» To be done: Exactly reproduce the lines that follow.

Collected data
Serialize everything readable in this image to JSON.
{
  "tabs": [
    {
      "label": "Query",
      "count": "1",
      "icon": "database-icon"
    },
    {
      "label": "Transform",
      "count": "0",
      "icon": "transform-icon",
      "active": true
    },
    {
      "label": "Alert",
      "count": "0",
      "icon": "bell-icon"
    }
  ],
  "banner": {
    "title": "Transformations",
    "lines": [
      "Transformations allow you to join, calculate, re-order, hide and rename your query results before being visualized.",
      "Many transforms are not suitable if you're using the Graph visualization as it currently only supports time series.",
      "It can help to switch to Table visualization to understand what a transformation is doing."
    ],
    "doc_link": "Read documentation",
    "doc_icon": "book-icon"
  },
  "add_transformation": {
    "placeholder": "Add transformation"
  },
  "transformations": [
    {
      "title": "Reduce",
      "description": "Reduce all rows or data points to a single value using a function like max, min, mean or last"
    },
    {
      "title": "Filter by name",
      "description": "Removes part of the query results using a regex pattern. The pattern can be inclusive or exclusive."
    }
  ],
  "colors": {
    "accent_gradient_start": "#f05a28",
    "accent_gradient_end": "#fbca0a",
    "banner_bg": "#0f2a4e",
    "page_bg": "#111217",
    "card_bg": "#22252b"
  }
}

» Response to this task:
Serialize everything readable in this image to JSON.
{
  "tabs": [
    {
      "label": "Query",
      "count": "1",
      "icon": "database-icon"
    },
    {
      "label": "Transform",
      "count": "0",
      "icon": "transform-icon",
      "active": true
    },
    {
      "label": "Alert",
      "count": "0",
      "icon": "bell-icon"
    }
  ],
  "banner": {
    "title": "Transformations",
    "lines": [
      "Transformations allow you to join, calculate, re-order, hide and rename your query results before being visualized.",
      "Many transforms are not suitable if you're using the Graph visualization as it currently only supports time series.",
      "It can help to switch to Table visualization to understand what a transformation is doing."
    ],
    "doc_link": "Read documentation",
    "doc_icon": "book-icon"
  },
  "add_transformation": {
    "placeholder": "Add transformation"
  },
  "transformations": [
    {
      "title": "Reduce",
      "description": "Reduce all rows or data points to a single value using a function like max, min, mean or last"
    },
    {
      "title": "Filter by name",
      "description": "Removes part of the query results using a regex pattern. The pattern can be inclusive or exclusive."
    }
  ],
  "colors": {
    "accent_gradient_start": "#f05a28",
    "accent_gradient_end": "#fbca0a",
    "banner_bg": "#0f2a4e",
    "page_bg": "#111217",
    "card_bg": "#22252b"
  }
}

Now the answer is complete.